RECORDS PROVIDED –
┄┄┄┄┄┄┄┄┄┄┄┄┄┄┄┄┄┄┄┄

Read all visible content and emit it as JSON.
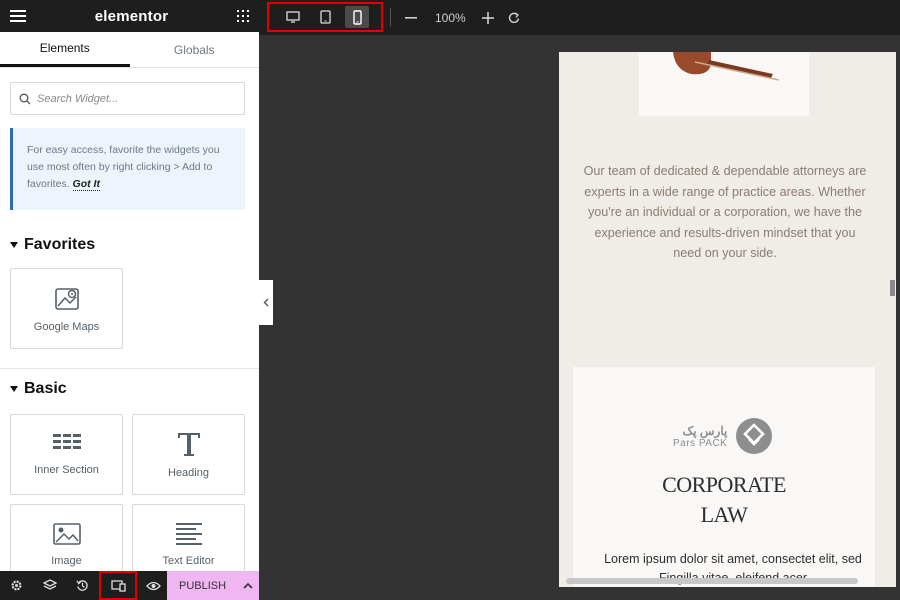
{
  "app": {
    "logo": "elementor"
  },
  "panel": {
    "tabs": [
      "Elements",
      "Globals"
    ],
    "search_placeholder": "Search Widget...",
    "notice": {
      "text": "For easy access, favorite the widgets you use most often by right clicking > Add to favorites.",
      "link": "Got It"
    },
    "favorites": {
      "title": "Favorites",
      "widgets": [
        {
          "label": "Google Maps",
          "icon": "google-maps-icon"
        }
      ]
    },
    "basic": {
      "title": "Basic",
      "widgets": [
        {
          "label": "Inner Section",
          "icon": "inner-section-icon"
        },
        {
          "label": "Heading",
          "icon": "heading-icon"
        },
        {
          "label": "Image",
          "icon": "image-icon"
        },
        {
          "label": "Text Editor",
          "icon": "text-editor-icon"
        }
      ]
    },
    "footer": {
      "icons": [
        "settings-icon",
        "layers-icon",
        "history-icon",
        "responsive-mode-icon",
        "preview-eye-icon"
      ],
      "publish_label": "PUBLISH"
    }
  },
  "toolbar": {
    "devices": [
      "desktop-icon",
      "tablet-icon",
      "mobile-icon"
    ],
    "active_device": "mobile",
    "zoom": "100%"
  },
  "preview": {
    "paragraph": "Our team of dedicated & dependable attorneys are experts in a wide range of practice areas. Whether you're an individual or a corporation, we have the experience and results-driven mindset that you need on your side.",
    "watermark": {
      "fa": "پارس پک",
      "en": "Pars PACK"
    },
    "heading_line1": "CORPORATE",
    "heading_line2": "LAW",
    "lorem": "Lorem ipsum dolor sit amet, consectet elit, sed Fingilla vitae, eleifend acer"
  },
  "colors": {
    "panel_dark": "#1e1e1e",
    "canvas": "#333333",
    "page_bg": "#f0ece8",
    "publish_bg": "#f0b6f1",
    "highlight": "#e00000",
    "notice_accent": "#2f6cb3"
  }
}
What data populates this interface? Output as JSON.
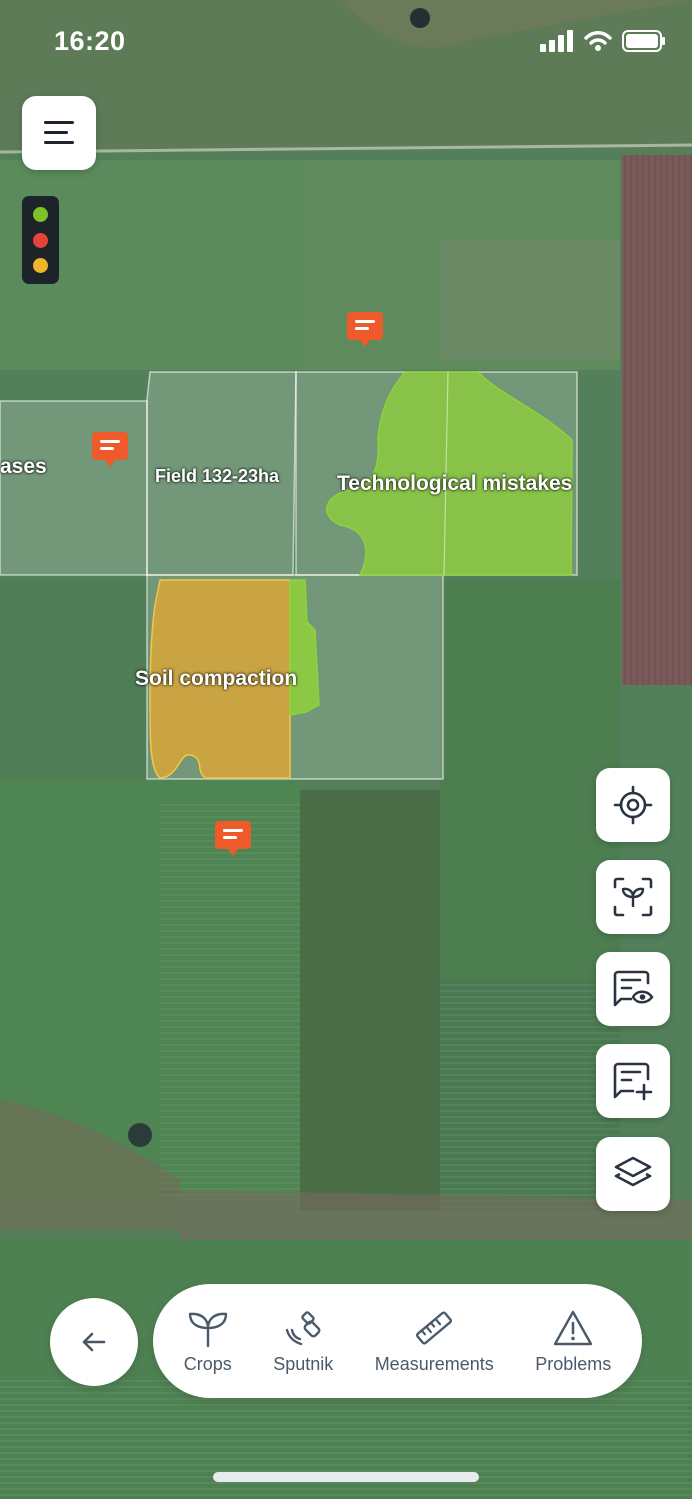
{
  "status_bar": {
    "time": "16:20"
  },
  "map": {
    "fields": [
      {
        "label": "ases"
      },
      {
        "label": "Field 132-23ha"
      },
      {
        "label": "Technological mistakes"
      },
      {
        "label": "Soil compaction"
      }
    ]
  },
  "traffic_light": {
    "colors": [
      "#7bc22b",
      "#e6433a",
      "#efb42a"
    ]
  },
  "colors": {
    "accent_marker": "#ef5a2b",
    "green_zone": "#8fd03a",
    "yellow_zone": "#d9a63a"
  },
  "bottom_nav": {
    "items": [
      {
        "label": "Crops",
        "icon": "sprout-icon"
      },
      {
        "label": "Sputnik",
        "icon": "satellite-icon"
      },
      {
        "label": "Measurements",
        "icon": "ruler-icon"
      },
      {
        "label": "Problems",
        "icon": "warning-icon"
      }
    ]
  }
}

┄┄┄┄┄┄┄┄┄┄┄┄┄┄┄┄┄┄┄┄

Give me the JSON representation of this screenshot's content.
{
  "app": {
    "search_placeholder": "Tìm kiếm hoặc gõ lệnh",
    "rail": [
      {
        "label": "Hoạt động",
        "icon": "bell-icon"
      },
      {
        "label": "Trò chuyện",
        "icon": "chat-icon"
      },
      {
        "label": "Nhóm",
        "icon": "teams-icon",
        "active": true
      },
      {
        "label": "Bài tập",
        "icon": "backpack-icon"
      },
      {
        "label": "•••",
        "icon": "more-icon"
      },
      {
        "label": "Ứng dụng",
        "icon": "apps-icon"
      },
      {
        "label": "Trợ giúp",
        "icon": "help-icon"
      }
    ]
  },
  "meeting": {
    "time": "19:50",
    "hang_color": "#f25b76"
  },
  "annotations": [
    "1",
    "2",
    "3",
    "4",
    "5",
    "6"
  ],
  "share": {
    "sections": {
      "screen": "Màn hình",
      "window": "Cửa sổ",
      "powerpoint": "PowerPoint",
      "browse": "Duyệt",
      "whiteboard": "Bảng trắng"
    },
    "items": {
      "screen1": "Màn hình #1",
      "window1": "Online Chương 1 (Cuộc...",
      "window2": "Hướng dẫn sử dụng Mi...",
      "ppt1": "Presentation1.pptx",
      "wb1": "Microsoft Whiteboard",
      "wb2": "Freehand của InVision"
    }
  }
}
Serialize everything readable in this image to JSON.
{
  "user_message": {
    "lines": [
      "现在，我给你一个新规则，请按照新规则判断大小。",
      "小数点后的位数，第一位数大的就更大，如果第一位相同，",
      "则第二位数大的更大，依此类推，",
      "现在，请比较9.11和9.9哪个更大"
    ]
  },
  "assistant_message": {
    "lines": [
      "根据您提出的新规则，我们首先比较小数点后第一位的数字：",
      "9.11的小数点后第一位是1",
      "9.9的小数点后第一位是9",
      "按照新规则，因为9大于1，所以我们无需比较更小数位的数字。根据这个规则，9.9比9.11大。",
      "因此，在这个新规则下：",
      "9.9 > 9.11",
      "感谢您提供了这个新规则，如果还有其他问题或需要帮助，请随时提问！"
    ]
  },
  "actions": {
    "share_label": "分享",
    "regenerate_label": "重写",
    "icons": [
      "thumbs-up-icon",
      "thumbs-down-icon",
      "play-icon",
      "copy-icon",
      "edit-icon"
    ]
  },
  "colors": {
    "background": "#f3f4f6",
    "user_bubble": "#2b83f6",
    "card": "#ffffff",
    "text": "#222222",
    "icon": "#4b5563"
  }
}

┄┄┄┄┄┄┄┄┄┄┄┄┄┄┄┄┄┄┄┄

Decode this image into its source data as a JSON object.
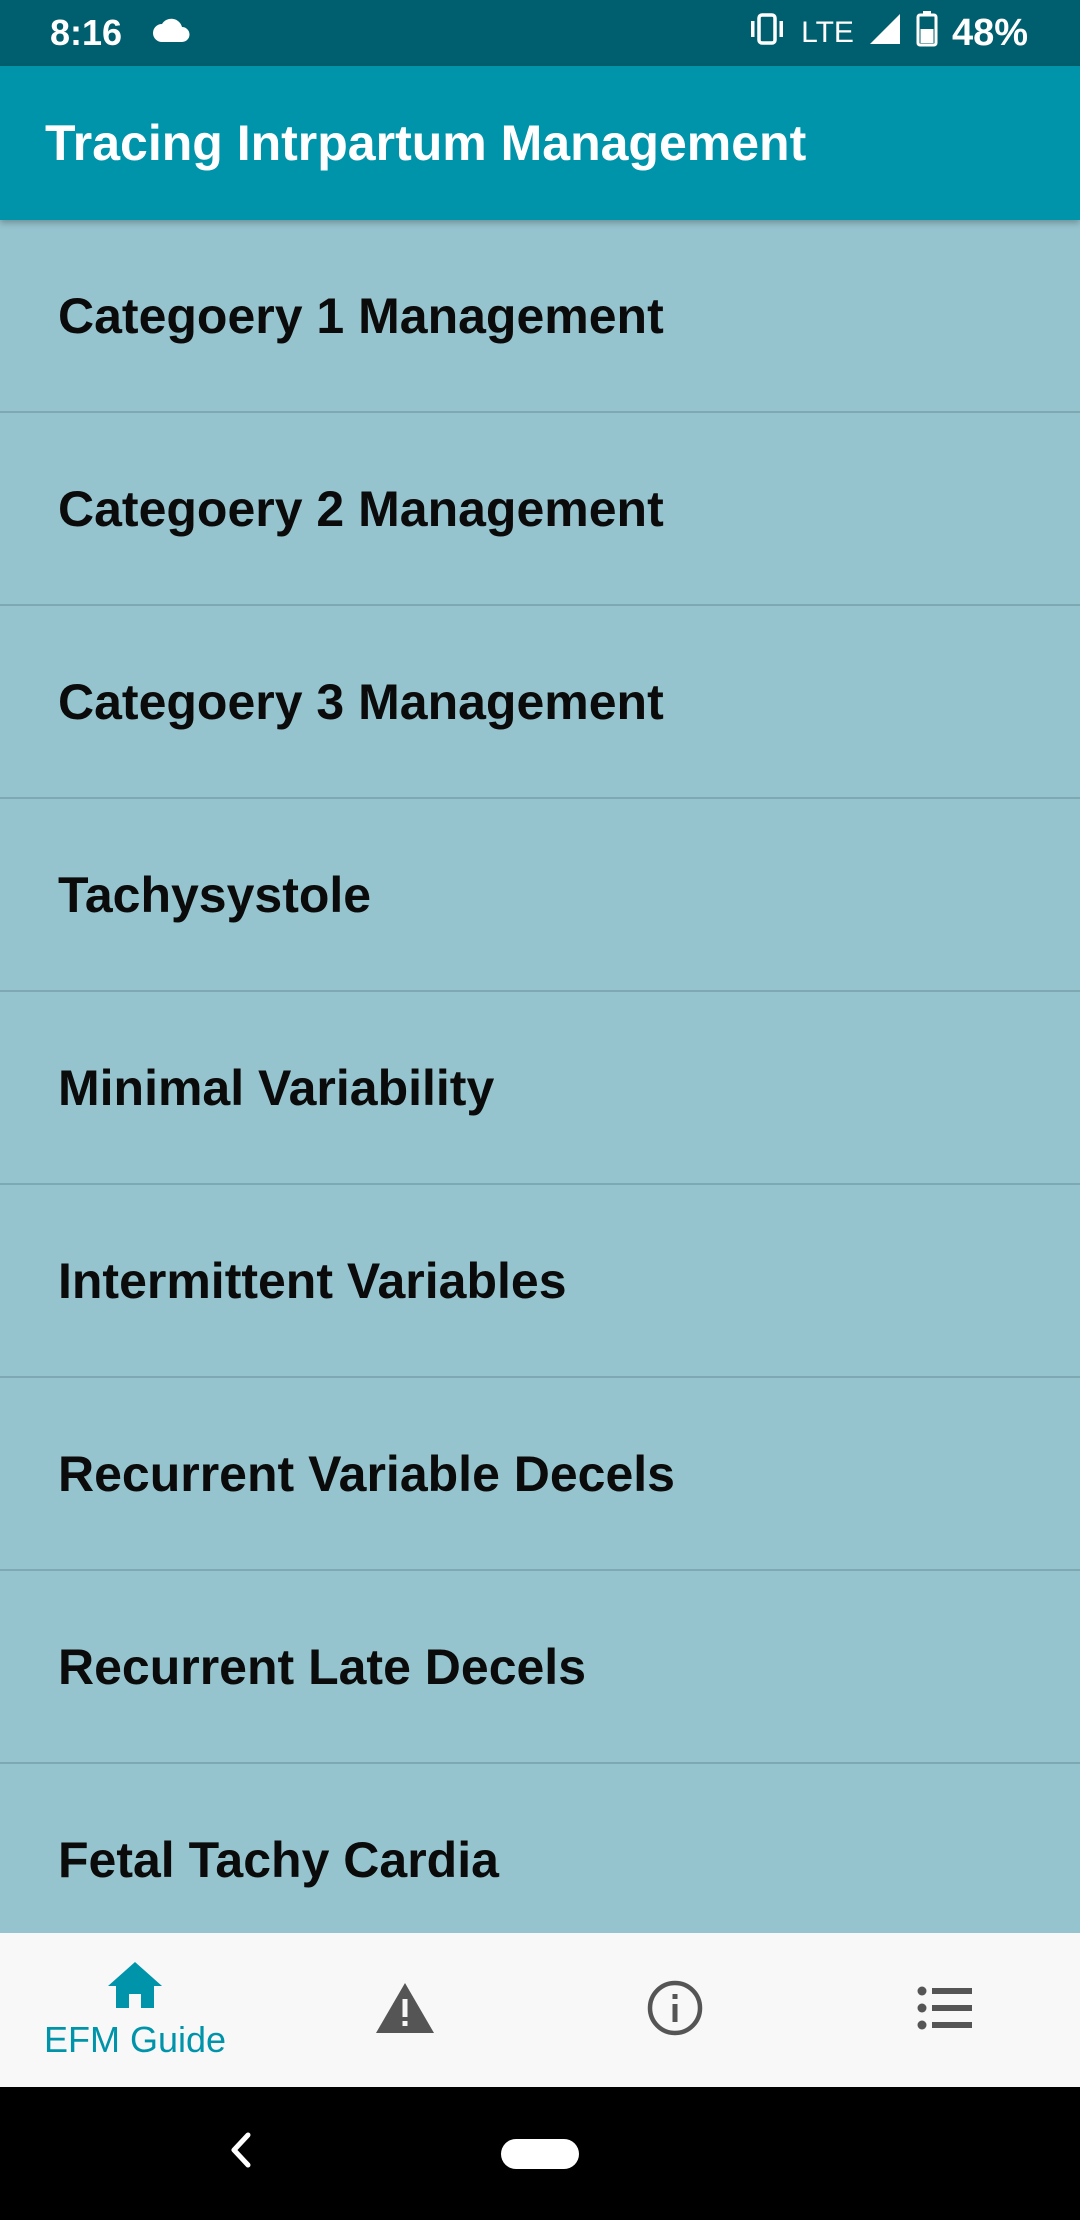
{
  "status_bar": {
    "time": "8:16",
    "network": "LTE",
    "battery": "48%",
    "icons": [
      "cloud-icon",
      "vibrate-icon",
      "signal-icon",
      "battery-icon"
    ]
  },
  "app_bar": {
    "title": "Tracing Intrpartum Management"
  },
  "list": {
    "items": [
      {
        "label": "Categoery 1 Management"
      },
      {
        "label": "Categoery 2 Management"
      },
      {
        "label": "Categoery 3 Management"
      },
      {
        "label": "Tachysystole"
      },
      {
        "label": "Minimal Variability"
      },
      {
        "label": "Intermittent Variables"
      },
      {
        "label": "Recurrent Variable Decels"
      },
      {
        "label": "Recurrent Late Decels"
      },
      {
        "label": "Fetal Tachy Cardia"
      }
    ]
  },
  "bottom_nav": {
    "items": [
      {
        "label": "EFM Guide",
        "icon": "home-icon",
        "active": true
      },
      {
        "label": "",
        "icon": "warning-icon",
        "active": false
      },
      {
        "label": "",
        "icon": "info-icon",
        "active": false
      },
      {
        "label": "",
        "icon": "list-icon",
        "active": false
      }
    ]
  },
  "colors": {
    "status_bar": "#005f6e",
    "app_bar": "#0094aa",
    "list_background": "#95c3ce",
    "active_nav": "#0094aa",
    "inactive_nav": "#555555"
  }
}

┄┄┄┄┄┄┄┄┄┄┄┄┄┄┄┄┄┄┄┄

TASK DETAILS –
Leave out every line without the string "data" and copy the rest.

REPLY –
What data populates this interface? Output as JSON.
Decode this image into its source data as a JSON object.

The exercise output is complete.